*Exercise goal:* Pull each line holding "JSON" out of the entries below.

BEGIN The data

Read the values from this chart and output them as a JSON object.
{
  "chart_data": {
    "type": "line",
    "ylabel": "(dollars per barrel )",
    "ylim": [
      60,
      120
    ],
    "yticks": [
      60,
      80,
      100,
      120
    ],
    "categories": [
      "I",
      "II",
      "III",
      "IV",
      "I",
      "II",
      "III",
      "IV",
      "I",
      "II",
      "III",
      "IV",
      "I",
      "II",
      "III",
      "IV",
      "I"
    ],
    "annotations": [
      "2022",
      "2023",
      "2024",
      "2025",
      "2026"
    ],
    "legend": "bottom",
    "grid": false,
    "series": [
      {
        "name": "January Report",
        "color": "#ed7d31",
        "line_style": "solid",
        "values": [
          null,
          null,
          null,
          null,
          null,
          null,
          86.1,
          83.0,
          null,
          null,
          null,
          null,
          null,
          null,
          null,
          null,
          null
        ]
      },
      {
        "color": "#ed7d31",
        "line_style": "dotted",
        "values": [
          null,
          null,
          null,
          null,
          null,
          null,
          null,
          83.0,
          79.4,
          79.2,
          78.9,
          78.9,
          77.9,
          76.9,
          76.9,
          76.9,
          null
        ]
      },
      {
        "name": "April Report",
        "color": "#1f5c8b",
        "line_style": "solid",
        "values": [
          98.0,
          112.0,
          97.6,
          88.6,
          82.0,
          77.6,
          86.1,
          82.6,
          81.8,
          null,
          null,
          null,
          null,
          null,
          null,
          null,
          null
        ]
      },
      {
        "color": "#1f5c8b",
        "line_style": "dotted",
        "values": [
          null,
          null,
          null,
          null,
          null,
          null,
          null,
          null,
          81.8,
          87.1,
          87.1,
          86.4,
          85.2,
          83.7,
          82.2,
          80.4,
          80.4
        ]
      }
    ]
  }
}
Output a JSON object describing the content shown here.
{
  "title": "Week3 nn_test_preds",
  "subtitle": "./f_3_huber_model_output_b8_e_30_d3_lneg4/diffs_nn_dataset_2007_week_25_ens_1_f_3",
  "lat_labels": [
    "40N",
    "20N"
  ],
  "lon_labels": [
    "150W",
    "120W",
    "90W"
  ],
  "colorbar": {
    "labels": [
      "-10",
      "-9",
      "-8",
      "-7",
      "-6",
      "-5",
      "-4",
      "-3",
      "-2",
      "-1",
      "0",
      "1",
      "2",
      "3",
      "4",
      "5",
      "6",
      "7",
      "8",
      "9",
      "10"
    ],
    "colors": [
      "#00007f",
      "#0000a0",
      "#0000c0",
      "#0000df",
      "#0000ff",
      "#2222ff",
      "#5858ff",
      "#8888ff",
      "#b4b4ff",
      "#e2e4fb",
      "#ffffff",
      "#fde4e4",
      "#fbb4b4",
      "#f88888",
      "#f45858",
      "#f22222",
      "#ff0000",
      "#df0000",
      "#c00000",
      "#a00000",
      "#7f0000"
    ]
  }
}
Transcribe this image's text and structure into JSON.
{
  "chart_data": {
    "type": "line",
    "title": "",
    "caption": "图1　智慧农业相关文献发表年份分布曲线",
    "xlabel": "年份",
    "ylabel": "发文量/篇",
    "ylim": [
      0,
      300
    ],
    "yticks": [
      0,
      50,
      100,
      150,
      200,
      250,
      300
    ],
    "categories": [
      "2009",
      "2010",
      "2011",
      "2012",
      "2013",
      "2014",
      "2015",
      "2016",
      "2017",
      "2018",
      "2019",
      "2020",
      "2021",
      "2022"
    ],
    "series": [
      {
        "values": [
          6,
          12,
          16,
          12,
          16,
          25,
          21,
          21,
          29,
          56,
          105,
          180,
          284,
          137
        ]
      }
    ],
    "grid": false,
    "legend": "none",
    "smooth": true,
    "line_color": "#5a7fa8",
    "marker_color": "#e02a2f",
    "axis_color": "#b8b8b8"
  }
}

END The data

*Answer for this exercise:*
Read the values from this chart and output them as a JSON object.
Output a JSON object describing the content shown here.
Transcribe this image's text and structure into JSON.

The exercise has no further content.